───── Record excerpts

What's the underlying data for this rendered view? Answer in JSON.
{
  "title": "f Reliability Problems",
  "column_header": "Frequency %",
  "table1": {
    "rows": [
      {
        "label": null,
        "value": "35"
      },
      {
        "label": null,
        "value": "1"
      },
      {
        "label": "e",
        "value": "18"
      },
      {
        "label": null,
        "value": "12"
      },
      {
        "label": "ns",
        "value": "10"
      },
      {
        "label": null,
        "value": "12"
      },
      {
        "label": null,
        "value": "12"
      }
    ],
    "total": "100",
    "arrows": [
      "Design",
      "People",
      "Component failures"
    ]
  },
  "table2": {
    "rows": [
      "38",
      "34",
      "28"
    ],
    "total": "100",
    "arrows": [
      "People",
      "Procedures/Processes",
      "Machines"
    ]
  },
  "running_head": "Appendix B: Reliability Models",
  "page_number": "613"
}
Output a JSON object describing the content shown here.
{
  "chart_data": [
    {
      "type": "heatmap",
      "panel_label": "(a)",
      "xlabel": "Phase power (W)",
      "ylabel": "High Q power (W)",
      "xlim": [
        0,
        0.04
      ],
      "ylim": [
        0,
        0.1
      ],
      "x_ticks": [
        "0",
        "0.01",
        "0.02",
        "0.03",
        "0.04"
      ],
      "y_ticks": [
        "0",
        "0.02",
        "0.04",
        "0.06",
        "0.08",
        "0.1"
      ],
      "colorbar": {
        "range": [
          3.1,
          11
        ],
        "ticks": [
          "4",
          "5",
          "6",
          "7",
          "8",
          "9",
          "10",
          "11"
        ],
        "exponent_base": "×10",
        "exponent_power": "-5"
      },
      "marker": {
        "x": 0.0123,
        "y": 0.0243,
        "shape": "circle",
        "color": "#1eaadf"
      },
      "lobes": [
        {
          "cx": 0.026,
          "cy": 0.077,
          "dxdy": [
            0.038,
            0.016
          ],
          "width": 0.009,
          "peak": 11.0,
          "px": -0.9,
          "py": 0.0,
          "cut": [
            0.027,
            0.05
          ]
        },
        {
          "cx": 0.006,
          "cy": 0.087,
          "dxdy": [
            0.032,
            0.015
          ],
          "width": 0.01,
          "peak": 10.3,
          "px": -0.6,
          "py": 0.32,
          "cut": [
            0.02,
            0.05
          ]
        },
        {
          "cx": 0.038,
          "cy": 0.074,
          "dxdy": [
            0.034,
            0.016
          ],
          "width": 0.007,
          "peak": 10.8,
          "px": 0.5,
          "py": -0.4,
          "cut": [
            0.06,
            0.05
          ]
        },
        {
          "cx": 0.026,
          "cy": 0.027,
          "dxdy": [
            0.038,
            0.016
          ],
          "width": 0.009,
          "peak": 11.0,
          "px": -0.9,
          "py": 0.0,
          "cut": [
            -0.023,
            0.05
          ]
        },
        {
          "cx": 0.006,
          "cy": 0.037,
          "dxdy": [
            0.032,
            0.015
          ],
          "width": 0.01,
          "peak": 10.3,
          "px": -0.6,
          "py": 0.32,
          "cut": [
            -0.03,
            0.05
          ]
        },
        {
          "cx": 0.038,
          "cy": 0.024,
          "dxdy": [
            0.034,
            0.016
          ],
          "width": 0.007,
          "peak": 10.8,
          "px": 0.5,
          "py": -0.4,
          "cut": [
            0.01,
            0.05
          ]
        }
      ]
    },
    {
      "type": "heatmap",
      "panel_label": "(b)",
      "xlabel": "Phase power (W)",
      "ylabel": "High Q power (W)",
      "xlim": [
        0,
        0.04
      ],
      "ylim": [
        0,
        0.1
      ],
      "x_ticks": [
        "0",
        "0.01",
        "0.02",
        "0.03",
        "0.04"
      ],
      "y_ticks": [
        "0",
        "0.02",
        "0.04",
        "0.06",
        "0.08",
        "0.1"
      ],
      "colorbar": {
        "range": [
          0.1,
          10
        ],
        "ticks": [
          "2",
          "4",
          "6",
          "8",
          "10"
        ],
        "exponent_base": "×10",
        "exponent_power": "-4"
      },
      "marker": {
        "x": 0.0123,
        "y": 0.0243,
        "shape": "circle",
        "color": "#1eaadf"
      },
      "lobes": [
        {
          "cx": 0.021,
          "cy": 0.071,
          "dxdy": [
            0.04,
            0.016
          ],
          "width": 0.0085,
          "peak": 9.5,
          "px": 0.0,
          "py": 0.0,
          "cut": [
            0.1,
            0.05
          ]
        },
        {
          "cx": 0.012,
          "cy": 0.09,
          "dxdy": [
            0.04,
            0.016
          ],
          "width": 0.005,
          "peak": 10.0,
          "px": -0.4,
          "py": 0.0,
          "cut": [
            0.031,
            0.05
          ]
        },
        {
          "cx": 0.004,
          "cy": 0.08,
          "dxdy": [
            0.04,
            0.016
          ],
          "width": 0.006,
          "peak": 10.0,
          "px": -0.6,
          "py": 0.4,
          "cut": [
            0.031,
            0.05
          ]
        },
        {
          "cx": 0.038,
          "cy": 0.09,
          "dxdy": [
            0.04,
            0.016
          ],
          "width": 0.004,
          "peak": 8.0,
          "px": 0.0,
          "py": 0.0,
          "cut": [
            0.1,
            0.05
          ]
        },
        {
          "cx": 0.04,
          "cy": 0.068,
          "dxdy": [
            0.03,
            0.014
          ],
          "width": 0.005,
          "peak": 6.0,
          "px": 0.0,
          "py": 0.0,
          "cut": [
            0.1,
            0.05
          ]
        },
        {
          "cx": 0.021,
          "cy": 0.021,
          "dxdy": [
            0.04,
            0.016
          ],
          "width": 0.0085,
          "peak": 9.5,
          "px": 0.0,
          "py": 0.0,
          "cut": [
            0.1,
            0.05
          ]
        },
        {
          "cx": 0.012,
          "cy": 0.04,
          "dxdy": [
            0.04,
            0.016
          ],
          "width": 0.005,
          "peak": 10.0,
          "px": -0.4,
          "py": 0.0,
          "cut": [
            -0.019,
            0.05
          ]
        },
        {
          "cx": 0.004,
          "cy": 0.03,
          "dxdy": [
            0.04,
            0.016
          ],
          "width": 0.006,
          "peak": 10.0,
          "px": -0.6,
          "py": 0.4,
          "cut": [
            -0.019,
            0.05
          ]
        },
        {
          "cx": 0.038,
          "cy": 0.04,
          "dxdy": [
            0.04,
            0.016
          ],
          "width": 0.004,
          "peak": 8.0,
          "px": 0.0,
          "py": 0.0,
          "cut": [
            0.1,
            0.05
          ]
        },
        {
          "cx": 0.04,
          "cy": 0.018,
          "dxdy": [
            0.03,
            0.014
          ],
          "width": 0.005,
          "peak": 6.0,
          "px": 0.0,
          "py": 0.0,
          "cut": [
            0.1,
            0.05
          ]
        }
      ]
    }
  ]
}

──────────

• _The request_
Produce a verbatim transcription of the entries above.

• _Response to the exercise_
What's the underlying data for this rendered view? Answer in JSON.
{
  "title": "f Reliability Problems",
  "column_header": "Frequency %",
  "table1": {
    "rows": [
      {
        "label": null,
        "value": "35"
      },
      {
        "label": null,
        "value": "1"
      },
      {
        "label": "e",
        "value": "18"
      },
      {
        "label": null,
        "value": "12"
      },
      {
        "label": "ns",
        "value": "10"
      },
      {
        "label": null,
        "value": "12"
      },
      {
        "label": null,
        "value": "12"
      }
    ],
    "total": "100",
    "arrows": [
      "Design",
      "People",
      "Component failures"
    ]
  },
  "table2": {
    "rows": [
      "38",
      "34",
      "28"
    ],
    "total": "100",
    "arrows": [
      "People",
      "Procedures/Processes",
      "Machines"
    ]
  },
  "running_head": "Appendix B: Reliability Models",
  "page_number": "613"
}
Output a JSON object describing the content shown here.
{
  "chart_data": [
    {
      "type": "heatmap",
      "panel_label": "(a)",
      "xlabel": "Phase power (W)",
      "ylabel": "High Q power (W)",
      "xlim": [
        0,
        0.04
      ],
      "ylim": [
        0,
        0.1
      ],
      "x_ticks": [
        "0",
        "0.01",
        "0.02",
        "0.03",
        "0.04"
      ],
      "y_ticks": [
        "0",
        "0.02",
        "0.04",
        "0.06",
        "0.08",
        "0.1"
      ],
      "colorbar": {
        "range": [
          3.1,
          11
        ],
        "ticks": [
          "4",
          "5",
          "6",
          "7",
          "8",
          "9",
          "10",
          "11"
        ],
        "exponent_base": "×10",
        "exponent_power": "-5"
      },
      "marker": {
        "x": 0.0123,
        "y": 0.0243,
        "shape": "circle",
        "color": "#1eaadf"
      },
      "lobes": [
        {
          "cx": 0.026,
          "cy": 0.077,
          "dxdy": [
            0.038,
            0.016
          ],
          "width": 0.009,
          "peak": 11.0,
          "px": -0.9,
          "py": 0.0,
          "cut": [
            0.027,
            0.05
          ]
        },
        {
          "cx": 0.006,
          "cy": 0.087,
          "dxdy": [
            0.032,
            0.015
          ],
          "width": 0.01,
          "peak": 10.3,
          "px": -0.6,
          "py": 0.32,
          "cut": [
            0.02,
            0.05
          ]
        },
        {
          "cx": 0.038,
          "cy": 0.074,
          "dxdy": [
            0.034,
            0.016
          ],
          "width": 0.007,
          "peak": 10.8,
          "px": 0.5,
          "py": -0.4,
          "cut": [
            0.06,
            0.05
          ]
        },
        {
          "cx": 0.026,
          "cy": 0.027,
          "dxdy": [
            0.038,
            0.016
          ],
          "width": 0.009,
          "peak": 11.0,
          "px": -0.9,
          "py": 0.0,
          "cut": [
            -0.023,
            0.05
          ]
        },
        {
          "cx": 0.006,
          "cy": 0.037,
          "dxdy": [
            0.032,
            0.015
          ],
          "width": 0.01,
          "peak": 10.3,
          "px": -0.6,
          "py": 0.32,
          "cut": [
            -0.03,
            0.05
          ]
        },
        {
          "cx": 0.038,
          "cy": 0.024,
          "dxdy": [
            0.034,
            0.016
          ],
          "width": 0.007,
          "peak": 10.8,
          "px": 0.5,
          "py": -0.4,
          "cut": [
            0.01,
            0.05
          ]
        }
      ]
    },
    {
      "type": "heatmap",
      "panel_label": "(b)",
      "xlabel": "Phase power (W)",
      "ylabel": "High Q power (W)",
      "xlim": [
        0,
        0.04
      ],
      "ylim": [
        0,
        0.1
      ],
      "x_ticks": [
        "0",
        "0.01",
        "0.02",
        "0.03",
        "0.04"
      ],
      "y_ticks": [
        "0",
        "0.02",
        "0.04",
        "0.06",
        "0.08",
        "0.1"
      ],
      "colorbar": {
        "range": [
          0.1,
          10
        ],
        "ticks": [
          "2",
          "4",
          "6",
          "8",
          "10"
        ],
        "exponent_base": "×10",
        "exponent_power": "-4"
      },
      "marker": {
        "x": 0.0123,
        "y": 0.0243,
        "shape": "circle",
        "color": "#1eaadf"
      },
      "lobes": [
        {
          "cx": 0.021,
          "cy": 0.071,
          "dxdy": [
            0.04,
            0.016
          ],
          "width": 0.0085,
          "peak": 9.5,
          "px": 0.0,
          "py": 0.0,
          "cut": [
            0.1,
            0.05
          ]
        },
        {
          "cx": 0.012,
          "cy": 0.09,
          "dxdy": [
            0.04,
            0.016
          ],
          "width": 0.005,
          "peak": 10.0,
          "px": -0.4,
          "py": 0.0,
          "cut": [
            0.031,
            0.05
          ]
        },
        {
          "cx": 0.004,
          "cy": 0.08,
          "dxdy": [
            0.04,
            0.016
          ],
          "width": 0.006,
          "peak": 10.0,
          "px": -0.6,
          "py": 0.4,
          "cut": [
            0.031,
            0.05
          ]
        },
        {
          "cx": 0.038,
          "cy": 0.09,
          "dxdy": [
            0.04,
            0.016
          ],
          "width": 0.004,
          "peak": 8.0,
          "px": 0.0,
          "py": 0.0,
          "cut": [
            0.1,
            0.05
          ]
        },
        {
          "cx": 0.04,
          "cy": 0.068,
          "dxdy": [
            0.03,
            0.014
          ],
          "width": 0.005,
          "peak": 6.0,
          "px": 0.0,
          "py": 0.0,
          "cut": [
            0.1,
            0.05
          ]
        },
        {
          "cx": 0.021,
          "cy": 0.021,
          "dxdy": [
            0.04,
            0.016
          ],
          "width": 0.0085,
          "peak": 9.5,
          "px": 0.0,
          "py": 0.0,
          "cut": [
            0.1,
            0.05
          ]
        },
        {
          "cx": 0.012,
          "cy": 0.04,
          "dxdy": [
            0.04,
            0.016
          ],
          "width": 0.005,
          "peak": 10.0,
          "px": -0.4,
          "py": 0.0,
          "cut": [
            -0.019,
            0.05
          ]
        },
        {
          "cx": 0.004,
          "cy": 0.03,
          "dxdy": [
            0.04,
            0.016
          ],
          "width": 0.006,
          "peak": 10.0,
          "px": -0.6,
          "py": 0.4,
          "cut": [
            -0.019,
            0.05
          ]
        },
        {
          "cx": 0.038,
          "cy": 0.04,
          "dxdy": [
            0.04,
            0.016
          ],
          "width": 0.004,
          "peak": 8.0,
          "px": 0.0,
          "py": 0.0,
          "cut": [
            0.1,
            0.05
          ]
        },
        {
          "cx": 0.04,
          "cy": 0.018,
          "dxdy": [
            0.03,
            0.014
          ],
          "width": 0.005,
          "peak": 6.0,
          "px": 0.0,
          "py": 0.0,
          "cut": [
            0.1,
            0.05
          ]
        }
      ]
    }
  ]
}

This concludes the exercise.